> [WHAT TO DO]
What is the number of lines below that contain the string "mRNA"? Give it and nothing else.

Figure dataset records
........

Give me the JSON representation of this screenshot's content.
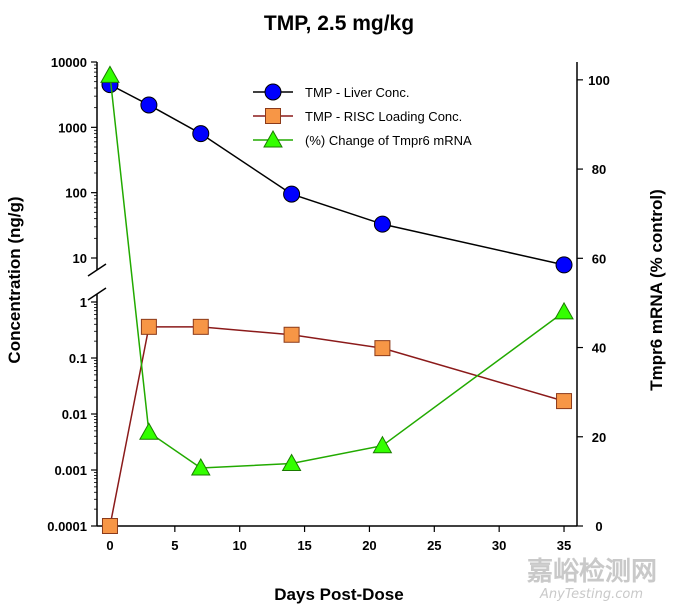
{
  "chart_data": {
    "type": "line",
    "title": "TMP, 2.5 mg/kg",
    "xlabel": "Days Post-Dose",
    "ylabel_left": "Concentration (ng/g)",
    "ylabel_right": "Tmpr6 mRNA (% control)",
    "x_ticks": [
      0,
      5,
      10,
      15,
      20,
      25,
      30,
      35
    ],
    "xlim": [
      -1,
      36
    ],
    "y_left_scale": "log (broken between 1 and 10)",
    "y_left_ticks_upper": [
      "10",
      "100",
      "1000",
      "10000"
    ],
    "y_left_ticks_lower": [
      "0.0001",
      "0.001",
      "0.01",
      "0.1",
      "1"
    ],
    "y_right_ticks": [
      0,
      20,
      40,
      60,
      80,
      100
    ],
    "y_right_lim": [
      0,
      104
    ],
    "legend_position": "top-right",
    "series": [
      {
        "name": "TMP - Liver Conc.",
        "axis": "left",
        "marker": "circle",
        "color": "#0000ff",
        "line_color": "#000000",
        "x": [
          0,
          3,
          7,
          14,
          21,
          35
        ],
        "y": [
          4500,
          2200,
          800,
          95,
          33,
          4.6
        ]
      },
      {
        "name": "TMP - RISC Loading Conc.",
        "axis": "left",
        "marker": "square",
        "color": "#f79646",
        "line_color": "#8b1a1a",
        "x": [
          0,
          3,
          7,
          14,
          21,
          35
        ],
        "y": [
          0.0001,
          0.36,
          0.36,
          0.26,
          0.15,
          0.017
        ]
      },
      {
        "name": "(%) Change of Tmpr6 mRNA",
        "axis": "right",
        "marker": "triangle",
        "color": "#33ff00",
        "line_color": "#22aa00",
        "x": [
          0,
          3,
          7,
          14,
          21,
          35
        ],
        "y": [
          101,
          21,
          13,
          14,
          18,
          48
        ]
      }
    ]
  },
  "watermark": {
    "cn": "嘉峪检测网",
    "en": "AnyTesting.com"
  }
}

........

> [ANSWER SPACE]
2